## Job
Quote the whole listing exactly. Leave the pictures out of your copy.

(Data items)

· · · ·

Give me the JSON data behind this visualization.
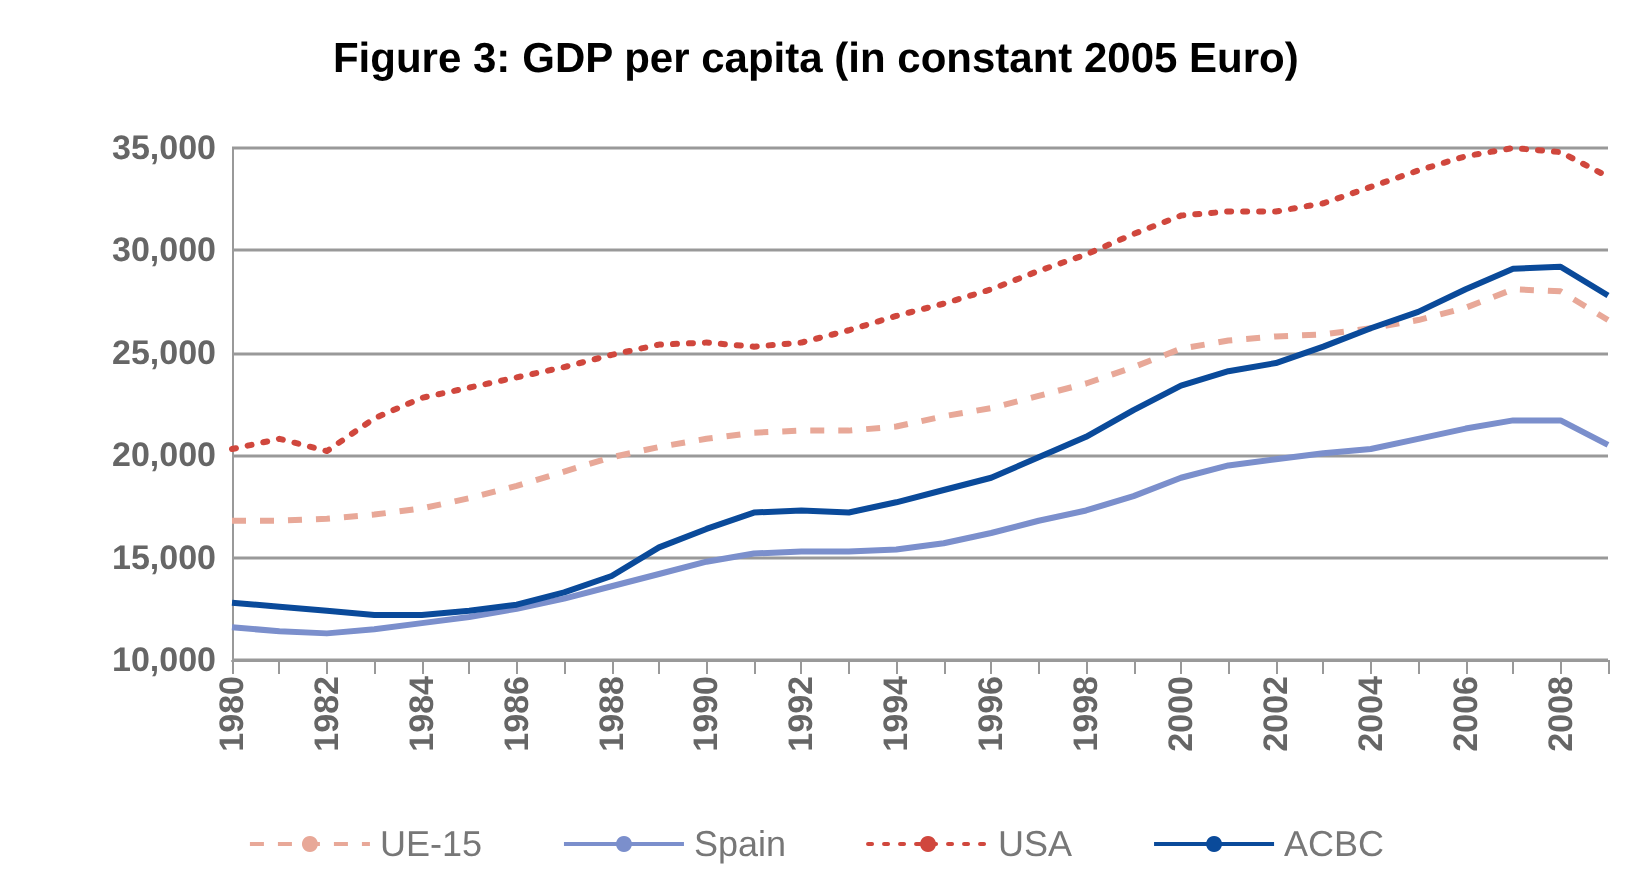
{
  "chart_data": {
    "type": "line",
    "title": "Figure 3: GDP per capita (in constant 2005 Euro)",
    "categories": [
      "1980",
      null,
      "1982",
      null,
      "1984",
      null,
      "1986",
      null,
      "1988",
      null,
      "1990",
      null,
      "1992",
      null,
      "1994",
      null,
      "1996",
      null,
      "1998",
      null,
      "2000",
      null,
      "2002",
      null,
      "2004",
      null,
      "2006",
      null,
      "2008",
      null
    ],
    "series": [
      {
        "name": "UE-15",
        "color": "#e8a898",
        "line_style": "dashed",
        "values": [
          16800,
          16800,
          16900,
          17100,
          17400,
          17900,
          18500,
          19200,
          19900,
          20400,
          20800,
          21100,
          21200,
          21200,
          21400,
          21900,
          22300,
          22900,
          23500,
          24300,
          25200,
          25600,
          25800,
          25900,
          26200,
          26600,
          27200,
          28100,
          28000,
          26600
        ]
      },
      {
        "name": "Spain",
        "color": "#7b8fcc",
        "line_style": "solid",
        "values": [
          11600,
          11400,
          11300,
          11500,
          11800,
          12100,
          12500,
          13000,
          13600,
          14200,
          14800,
          15200,
          15300,
          15300,
          15400,
          15700,
          16200,
          16800,
          17300,
          18000,
          18900,
          19500,
          19800,
          20100,
          20300,
          20800,
          21300,
          21700,
          21700,
          20500
        ]
      },
      {
        "name": "USA",
        "color": "#d0473d",
        "line_style": "dotted",
        "values": [
          20300,
          20800,
          20200,
          21800,
          22800,
          23300,
          23800,
          24300,
          24900,
          25400,
          25500,
          25300,
          25500,
          26100,
          26800,
          27400,
          28100,
          29000,
          29800,
          30800,
          31700,
          31900,
          31900,
          32300,
          33100,
          33900,
          34600,
          35000,
          34800,
          33600
        ]
      },
      {
        "name": "ACBC",
        "color": "#0a4a9a",
        "line_style": "solid",
        "values": [
          12800,
          12600,
          12400,
          12200,
          12200,
          12400,
          12700,
          13300,
          14100,
          15500,
          16400,
          17200,
          17300,
          17200,
          17700,
          18300,
          18900,
          19900,
          20900,
          22200,
          23400,
          24100,
          24500,
          25300,
          26200,
          27000,
          28100,
          29100,
          29200,
          27800
        ]
      }
    ],
    "ylim": [
      10000,
      35000
    ],
    "yticks": [
      {
        "value": 10000,
        "label": "10,000"
      },
      {
        "value": 15000,
        "label": "15,000"
      },
      {
        "value": 20000,
        "label": "20,000"
      },
      {
        "value": 25000,
        "label": "25,000"
      },
      {
        "value": 30000,
        "label": "30,000"
      },
      {
        "value": 35000,
        "label": "35,000"
      }
    ],
    "grid": "y",
    "legend": "bottom",
    "marker": "none"
  }
}
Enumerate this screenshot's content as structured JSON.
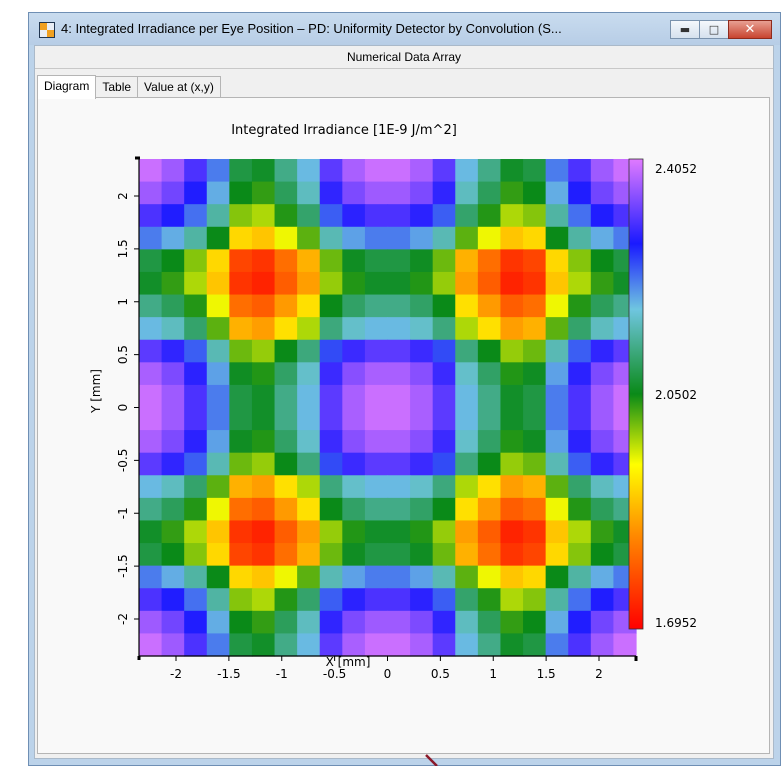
{
  "window": {
    "title": "4: Integrated Irradiance per Eye Position – PD: Uniformity Detector by Convolution (S...",
    "subheader": "Numerical Data Array",
    "controls": [
      "minimize",
      "maximize",
      "close"
    ]
  },
  "tabs": [
    {
      "label": "Diagram",
      "active": true
    },
    {
      "label": "Table",
      "active": false
    },
    {
      "label": "Value at (x,y)",
      "active": false
    }
  ],
  "chart_data": {
    "type": "heatmap",
    "title": "Integrated Irradiance  [1E-9 J/m^2]",
    "xlabel": "X [mm]",
    "ylabel": "Y [mm]",
    "xlim": [
      -2.35,
      2.35
    ],
    "ylim": [
      -2.35,
      2.35
    ],
    "x_ticks": [
      "-2",
      "-1.5",
      "-1",
      "-0.5",
      "0",
      "0.5",
      "1",
      "1.5",
      "2"
    ],
    "y_ticks": [
      "-2",
      "-1.5",
      "-1",
      "-0.5",
      "0",
      "0.5",
      "1",
      "1.5",
      "2"
    ],
    "x_tick_values": [
      -2,
      -1.5,
      -1,
      -0.5,
      0,
      0.5,
      1,
      1.5,
      2
    ],
    "y_tick_values": [
      -2,
      -1.5,
      -1,
      -0.5,
      0,
      0.5,
      1,
      1.5,
      2
    ],
    "colorbar": {
      "min_label": "1.6952",
      "mid_label": "2.0502",
      "max_label": "2.4052",
      "min": 1.6952,
      "mid": 2.0502,
      "max": 2.4052
    },
    "grid_size": 22,
    "row_profile": [
      0.98,
      0.9,
      0.75,
      0.5,
      0.1,
      0.05,
      0.22,
      0.4,
      0.78,
      0.92,
      0.98,
      0.98,
      0.92,
      0.78,
      0.4,
      0.22,
      0.05,
      0.1,
      0.5,
      0.75,
      0.9,
      0.98
    ],
    "col_profile": [
      0.98,
      0.9,
      0.75,
      0.5,
      0.1,
      0.05,
      0.22,
      0.4,
      0.78,
      0.92,
      0.98,
      0.98,
      0.92,
      0.78,
      0.4,
      0.22,
      0.05,
      0.1,
      0.5,
      0.75,
      0.9,
      0.98
    ]
  }
}
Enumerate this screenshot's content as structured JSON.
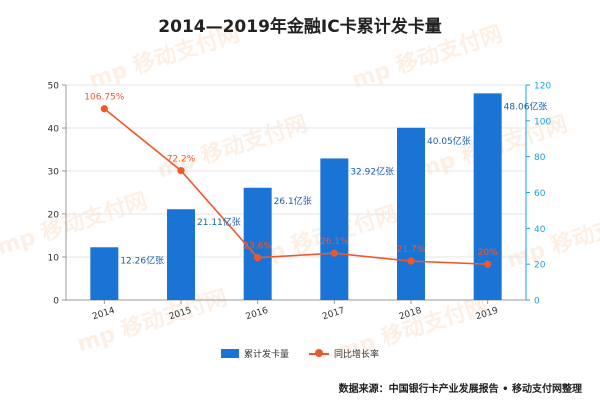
{
  "chart_data": {
    "type": "bar",
    "title": "2014—2019年金融IC卡累计发卡量",
    "categories": [
      "2014",
      "2015",
      "2016",
      "2017",
      "2018",
      "2019"
    ],
    "series": [
      {
        "name": "累计发卡量",
        "type": "bar",
        "axis": "left",
        "values": [
          12.26,
          21.11,
          26.1,
          32.92,
          40.05,
          48.06
        ],
        "labels": [
          "12.26亿张",
          "21.11亿张",
          "26.1亿张",
          "32.92亿张",
          "40.05亿张",
          "48.06亿张"
        ],
        "color": "#1a74d6"
      },
      {
        "name": "同比增长率",
        "type": "line",
        "axis": "right",
        "values": [
          106.75,
          72.2,
          23.6,
          26.1,
          21.7,
          20
        ],
        "labels": [
          "106.75%",
          "72.2%",
          "23.6%",
          "26.1%",
          "21.7%",
          "20%"
        ],
        "color": "#f0582a"
      }
    ],
    "y_left": {
      "range": [
        0,
        50
      ],
      "ticks": [
        0,
        10,
        20,
        30,
        40,
        50
      ]
    },
    "y_right": {
      "range": [
        0,
        120
      ],
      "ticks": [
        0,
        20,
        40,
        60,
        80,
        100,
        120
      ],
      "color": "#1aa3e0"
    },
    "grid": true,
    "legend": "bottom-center"
  },
  "source": "数据来源：中国银行卡产业发展报告 • 移动支付网整理",
  "watermark": "移动支付网"
}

· · · ·

## Final result
Give me the JSON data behind this visualization.
{
  "chart_data": {
    "type": "line",
    "title": "Figure 3: GDP per capita (in constant 2005 Euro)",
    "categories": [
      "1980",
      null,
      "1982",
      null,
      "1984",
      null,
      "1986",
      null,
      "1988",
      null,
      "1990",
      null,
      "1992",
      null,
      "1994",
      null,
      "1996",
      null,
      "1998",
      null,
      "2000",
      null,
      "2002",
      null,
      "2004",
      null,
      "2006",
      null,
      "2008",
      null
    ],
    "series": [
      {
        "name": "UE-15",
        "color": "#e8a898",
        "line_style": "dashed",
        "values": [
          16800,
          16800,
          16900,
          17100,
          17400,
          17900,
          18500,
          19200,
          19900,
          20400,
          20800,
          21100,
          21200,
          21200,
          21400,
          21900,
          22300,
          22900,
          23500,
          24300,
          25200,
          25600,
          25800,
          25900,
          26200,
          26600,
          27200,
          28100,
          28000,
          26600
        ]
      },
      {
        "name": "Spain",
        "color": "#7b8fcc",
        "line_style": "solid",
        "values": [
          11600,
          11400,
          11300,
          11500,
          11800,
          12100,
          12500,
          13000,
          13600,
          14200,
          14800,
          15200,
          15300,
          15300,
          15400,
          15700,
          16200,
          16800,
          17300,
          18000,
          18900,
          19500,
          19800,
          20100,
          20300,
          20800,
          21300,
          21700,
          21700,
          20500
        ]
      },
      {
        "name": "USA",
        "color": "#d0473d",
        "line_style": "dotted",
        "values": [
          20300,
          20800,
          20200,
          21800,
          22800,
          23300,
          23800,
          24300,
          24900,
          25400,
          25500,
          25300,
          25500,
          26100,
          26800,
          27400,
          28100,
          29000,
          29800,
          30800,
          31700,
          31900,
          31900,
          32300,
          33100,
          33900,
          34600,
          35000,
          34800,
          33600
        ]
      },
      {
        "name": "ACBC",
        "color": "#0a4a9a",
        "line_style": "solid",
        "values": [
          12800,
          12600,
          12400,
          12200,
          12200,
          12400,
          12700,
          13300,
          14100,
          15500,
          16400,
          17200,
          17300,
          17200,
          17700,
          18300,
          18900,
          19900,
          20900,
          22200,
          23400,
          24100,
          24500,
          25300,
          26200,
          27000,
          28100,
          29100,
          29200,
          27800
        ]
      }
    ],
    "ylim": [
      10000,
      35000
    ],
    "yticks": [
      {
        "value": 10000,
        "label": "10,000"
      },
      {
        "value": 15000,
        "label": "15,000"
      },
      {
        "value": 20000,
        "label": "20,000"
      },
      {
        "value": 25000,
        "label": "25,000"
      },
      {
        "value": 30000,
        "label": "30,000"
      },
      {
        "value": 35000,
        "label": "35,000"
      }
    ],
    "grid": "y",
    "legend": "bottom",
    "marker": "none"
  }
}
Enumerate this screenshot's content as structured JSON.
{
  "window": {
    "title": "4: Integrated Irradiance per Eye Position – PD: Uniformity Detector by Convolution (S...",
    "subheader": "Numerical Data Array",
    "controls": [
      "minimize",
      "maximize",
      "close"
    ]
  },
  "tabs": [
    {
      "label": "Diagram",
      "active": true
    },
    {
      "label": "Table",
      "active": false
    },
    {
      "label": "Value at (x,y)",
      "active": false
    }
  ],
  "chart_data": {
    "type": "heatmap",
    "title": "Integrated Irradiance  [1E-9 J/m^2]",
    "xlabel": "X [mm]",
    "ylabel": "Y [mm]",
    "xlim": [
      -2.35,
      2.35
    ],
    "ylim": [
      -2.35,
      2.35
    ],
    "x_ticks": [
      "-2",
      "-1.5",
      "-1",
      "-0.5",
      "0",
      "0.5",
      "1",
      "1.5",
      "2"
    ],
    "y_ticks": [
      "-2",
      "-1.5",
      "-1",
      "-0.5",
      "0",
      "0.5",
      "1",
      "1.5",
      "2"
    ],
    "x_tick_values": [
      -2,
      -1.5,
      -1,
      -0.5,
      0,
      0.5,
      1,
      1.5,
      2
    ],
    "y_tick_values": [
      -2,
      -1.5,
      -1,
      -0.5,
      0,
      0.5,
      1,
      1.5,
      2
    ],
    "colorbar": {
      "min_label": "1.6952",
      "mid_label": "2.0502",
      "max_label": "2.4052",
      "min": 1.6952,
      "mid": 2.0502,
      "max": 2.4052
    },
    "grid_size": 22,
    "row_profile": [
      0.98,
      0.9,
      0.75,
      0.5,
      0.1,
      0.05,
      0.22,
      0.4,
      0.78,
      0.92,
      0.98,
      0.98,
      0.92,
      0.78,
      0.4,
      0.22,
      0.05,
      0.1,
      0.5,
      0.75,
      0.9,
      0.98
    ],
    "col_profile": [
      0.98,
      0.9,
      0.75,
      0.5,
      0.1,
      0.05,
      0.22,
      0.4,
      0.78,
      0.92,
      0.98,
      0.98,
      0.92,
      0.78,
      0.4,
      0.22,
      0.05,
      0.1,
      0.5,
      0.75,
      0.9,
      0.98
    ]
  }
}
Enumerate this screenshot's content as structured JSON.
{
  "chart_data": {
    "type": "bar",
    "title": "2014—2019年金融IC卡累计发卡量",
    "categories": [
      "2014",
      "2015",
      "2016",
      "2017",
      "2018",
      "2019"
    ],
    "series": [
      {
        "name": "累计发卡量",
        "type": "bar",
        "axis": "left",
        "values": [
          12.26,
          21.11,
          26.1,
          32.92,
          40.05,
          48.06
        ],
        "labels": [
          "12.26亿张",
          "21.11亿张",
          "26.1亿张",
          "32.92亿张",
          "40.05亿张",
          "48.06亿张"
        ],
        "color": "#1a74d6"
      },
      {
        "name": "同比增长率",
        "type": "line",
        "axis": "right",
        "values": [
          106.75,
          72.2,
          23.6,
          26.1,
          21.7,
          20
        ],
        "labels": [
          "106.75%",
          "72.2%",
          "23.6%",
          "26.1%",
          "21.7%",
          "20%"
        ],
        "color": "#f0582a"
      }
    ],
    "y_left": {
      "range": [
        0,
        50
      ],
      "ticks": [
        0,
        10,
        20,
        30,
        40,
        50
      ]
    },
    "y_right": {
      "range": [
        0,
        120
      ],
      "ticks": [
        0,
        20,
        40,
        60,
        80,
        100,
        120
      ],
      "color": "#1aa3e0"
    },
    "grid": true,
    "legend": "bottom-center"
  },
  "source": "数据来源：中国银行卡产业发展报告 • 移动支付网整理",
  "watermark": "移动支付网"
}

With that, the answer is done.